STATED GOAL: Print the records below exactly as they appear.

SUPPLIED RECORDS:
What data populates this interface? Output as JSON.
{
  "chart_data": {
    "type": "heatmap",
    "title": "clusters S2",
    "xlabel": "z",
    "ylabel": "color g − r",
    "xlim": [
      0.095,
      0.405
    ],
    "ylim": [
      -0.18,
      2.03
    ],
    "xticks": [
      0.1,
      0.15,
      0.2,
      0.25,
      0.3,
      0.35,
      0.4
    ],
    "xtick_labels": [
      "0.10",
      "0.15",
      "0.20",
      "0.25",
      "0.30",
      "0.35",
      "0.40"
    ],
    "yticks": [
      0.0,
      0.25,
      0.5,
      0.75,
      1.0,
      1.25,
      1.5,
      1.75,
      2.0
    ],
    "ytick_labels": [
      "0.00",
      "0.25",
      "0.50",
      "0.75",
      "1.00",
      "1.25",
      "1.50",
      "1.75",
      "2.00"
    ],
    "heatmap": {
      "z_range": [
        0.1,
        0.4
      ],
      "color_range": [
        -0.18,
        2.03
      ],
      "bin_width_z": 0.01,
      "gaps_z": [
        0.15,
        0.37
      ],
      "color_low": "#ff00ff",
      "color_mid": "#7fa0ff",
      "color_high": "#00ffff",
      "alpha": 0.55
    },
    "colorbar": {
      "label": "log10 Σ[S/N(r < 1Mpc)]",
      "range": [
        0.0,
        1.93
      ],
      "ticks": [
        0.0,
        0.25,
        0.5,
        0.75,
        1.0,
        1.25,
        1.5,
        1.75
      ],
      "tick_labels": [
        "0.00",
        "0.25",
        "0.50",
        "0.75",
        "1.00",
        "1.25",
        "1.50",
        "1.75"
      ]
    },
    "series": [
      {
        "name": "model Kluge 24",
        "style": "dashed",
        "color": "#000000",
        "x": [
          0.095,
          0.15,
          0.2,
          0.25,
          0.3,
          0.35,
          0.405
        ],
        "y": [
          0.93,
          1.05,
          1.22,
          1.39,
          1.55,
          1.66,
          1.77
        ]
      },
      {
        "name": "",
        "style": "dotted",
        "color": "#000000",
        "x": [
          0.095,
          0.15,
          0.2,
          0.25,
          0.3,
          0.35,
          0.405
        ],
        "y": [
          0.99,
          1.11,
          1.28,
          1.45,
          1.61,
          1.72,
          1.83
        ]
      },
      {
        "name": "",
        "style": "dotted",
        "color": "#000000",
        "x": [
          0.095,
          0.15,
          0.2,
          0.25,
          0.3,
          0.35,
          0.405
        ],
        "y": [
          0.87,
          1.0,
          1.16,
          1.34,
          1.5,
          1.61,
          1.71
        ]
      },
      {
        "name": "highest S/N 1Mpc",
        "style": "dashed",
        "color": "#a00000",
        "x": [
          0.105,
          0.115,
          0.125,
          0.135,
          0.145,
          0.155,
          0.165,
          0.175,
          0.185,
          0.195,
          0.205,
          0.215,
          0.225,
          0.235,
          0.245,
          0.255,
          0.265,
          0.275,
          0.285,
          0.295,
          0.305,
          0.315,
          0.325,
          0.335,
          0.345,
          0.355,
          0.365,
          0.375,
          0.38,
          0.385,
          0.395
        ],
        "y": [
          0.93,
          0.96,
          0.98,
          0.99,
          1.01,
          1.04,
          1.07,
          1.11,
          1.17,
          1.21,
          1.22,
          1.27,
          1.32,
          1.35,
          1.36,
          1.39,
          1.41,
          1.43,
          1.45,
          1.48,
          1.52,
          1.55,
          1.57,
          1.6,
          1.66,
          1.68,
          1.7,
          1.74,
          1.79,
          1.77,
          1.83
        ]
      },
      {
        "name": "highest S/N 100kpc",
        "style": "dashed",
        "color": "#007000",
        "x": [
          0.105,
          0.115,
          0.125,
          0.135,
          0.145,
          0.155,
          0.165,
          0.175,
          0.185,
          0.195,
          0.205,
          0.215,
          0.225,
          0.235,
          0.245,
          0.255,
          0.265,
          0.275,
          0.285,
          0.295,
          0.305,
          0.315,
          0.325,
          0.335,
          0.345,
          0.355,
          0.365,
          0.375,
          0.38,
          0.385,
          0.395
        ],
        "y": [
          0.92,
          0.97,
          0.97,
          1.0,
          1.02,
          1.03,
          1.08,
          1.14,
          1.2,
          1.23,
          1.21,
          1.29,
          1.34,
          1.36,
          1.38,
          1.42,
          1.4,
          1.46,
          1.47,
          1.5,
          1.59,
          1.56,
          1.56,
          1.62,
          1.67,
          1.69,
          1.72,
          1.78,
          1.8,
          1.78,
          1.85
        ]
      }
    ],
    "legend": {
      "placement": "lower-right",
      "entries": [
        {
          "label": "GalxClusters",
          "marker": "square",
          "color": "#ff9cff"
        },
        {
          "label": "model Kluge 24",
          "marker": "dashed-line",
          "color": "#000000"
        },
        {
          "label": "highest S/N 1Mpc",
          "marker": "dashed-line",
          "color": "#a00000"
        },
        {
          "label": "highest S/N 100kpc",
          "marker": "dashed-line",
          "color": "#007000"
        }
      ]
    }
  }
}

FINISHED EXERCISE:
What data populates this interface? Output as JSON.
{
  "chart_data": {
    "type": "heatmap",
    "title": "clusters S2",
    "xlabel": "z",
    "ylabel": "color g − r",
    "xlim": [
      0.095,
      0.405
    ],
    "ylim": [
      -0.18,
      2.03
    ],
    "xticks": [
      0.1,
      0.15,
      0.2,
      0.25,
      0.3,
      0.35,
      0.4
    ],
    "xtick_labels": [
      "0.10",
      "0.15",
      "0.20",
      "0.25",
      "0.30",
      "0.35",
      "0.40"
    ],
    "yticks": [
      0.0,
      0.25,
      0.5,
      0.75,
      1.0,
      1.25,
      1.5,
      1.75,
      2.0
    ],
    "ytick_labels": [
      "0.00",
      "0.25",
      "0.50",
      "0.75",
      "1.00",
      "1.25",
      "1.50",
      "1.75",
      "2.00"
    ],
    "heatmap": {
      "z_range": [
        0.1,
        0.4
      ],
      "color_range": [
        -0.18,
        2.03
      ],
      "bin_width_z": 0.01,
      "gaps_z": [
        0.15,
        0.37
      ],
      "color_low": "#ff00ff",
      "color_mid": "#7fa0ff",
      "color_high": "#00ffff",
      "alpha": 0.55
    },
    "colorbar": {
      "label": "log10 Σ[S/N(r < 1Mpc)]",
      "range": [
        0.0,
        1.93
      ],
      "ticks": [
        0.0,
        0.25,
        0.5,
        0.75,
        1.0,
        1.25,
        1.5,
        1.75
      ],
      "tick_labels": [
        "0.00",
        "0.25",
        "0.50",
        "0.75",
        "1.00",
        "1.25",
        "1.50",
        "1.75"
      ]
    },
    "series": [
      {
        "name": "model Kluge 24",
        "style": "dashed",
        "color": "#000000",
        "x": [
          0.095,
          0.15,
          0.2,
          0.25,
          0.3,
          0.35,
          0.405
        ],
        "y": [
          0.93,
          1.05,
          1.22,
          1.39,
          1.55,
          1.66,
          1.77
        ]
      },
      {
        "name": "",
        "style": "dotted",
        "color": "#000000",
        "x": [
          0.095,
          0.15,
          0.2,
          0.25,
          0.3,
          0.35,
          0.405
        ],
        "y": [
          0.99,
          1.11,
          1.28,
          1.45,
          1.61,
          1.72,
          1.83
        ]
      },
      {
        "name": "",
        "style": "dotted",
        "color": "#000000",
        "x": [
          0.095,
          0.15,
          0.2,
          0.25,
          0.3,
          0.35,
          0.405
        ],
        "y": [
          0.87,
          1.0,
          1.16,
          1.34,
          1.5,
          1.61,
          1.71
        ]
      },
      {
        "name": "highest S/N 1Mpc",
        "style": "dashed",
        "color": "#a00000",
        "x": [
          0.105,
          0.115,
          0.125,
          0.135,
          0.145,
          0.155,
          0.165,
          0.175,
          0.185,
          0.195,
          0.205,
          0.215,
          0.225,
          0.235,
          0.245,
          0.255,
          0.265,
          0.275,
          0.285,
          0.295,
          0.305,
          0.315,
          0.325,
          0.335,
          0.345,
          0.355,
          0.365,
          0.375,
          0.38,
          0.385,
          0.395
        ],
        "y": [
          0.93,
          0.96,
          0.98,
          0.99,
          1.01,
          1.04,
          1.07,
          1.11,
          1.17,
          1.21,
          1.22,
          1.27,
          1.32,
          1.35,
          1.36,
          1.39,
          1.41,
          1.43,
          1.45,
          1.48,
          1.52,
          1.55,
          1.57,
          1.6,
          1.66,
          1.68,
          1.7,
          1.74,
          1.79,
          1.77,
          1.83
        ]
      },
      {
        "name": "highest S/N 100kpc",
        "style": "dashed",
        "color": "#007000",
        "x": [
          0.105,
          0.115,
          0.125,
          0.135,
          0.145,
          0.155,
          0.165,
          0.175,
          0.185,
          0.195,
          0.205,
          0.215,
          0.225,
          0.235,
          0.245,
          0.255,
          0.265,
          0.275,
          0.285,
          0.295,
          0.305,
          0.315,
          0.325,
          0.335,
          0.345,
          0.355,
          0.365,
          0.375,
          0.38,
          0.385,
          0.395
        ],
        "y": [
          0.92,
          0.97,
          0.97,
          1.0,
          1.02,
          1.03,
          1.08,
          1.14,
          1.2,
          1.23,
          1.21,
          1.29,
          1.34,
          1.36,
          1.38,
          1.42,
          1.4,
          1.46,
          1.47,
          1.5,
          1.59,
          1.56,
          1.56,
          1.62,
          1.67,
          1.69,
          1.72,
          1.78,
          1.8,
          1.78,
          1.85
        ]
      }
    ],
    "legend": {
      "placement": "lower-right",
      "entries": [
        {
          "label": "GalxClusters",
          "marker": "square",
          "color": "#ff9cff"
        },
        {
          "label": "model Kluge 24",
          "marker": "dashed-line",
          "color": "#000000"
        },
        {
          "label": "highest S/N 1Mpc",
          "marker": "dashed-line",
          "color": "#a00000"
        },
        {
          "label": "highest S/N 100kpc",
          "marker": "dashed-line",
          "color": "#007000"
        }
      ]
    }
  }
}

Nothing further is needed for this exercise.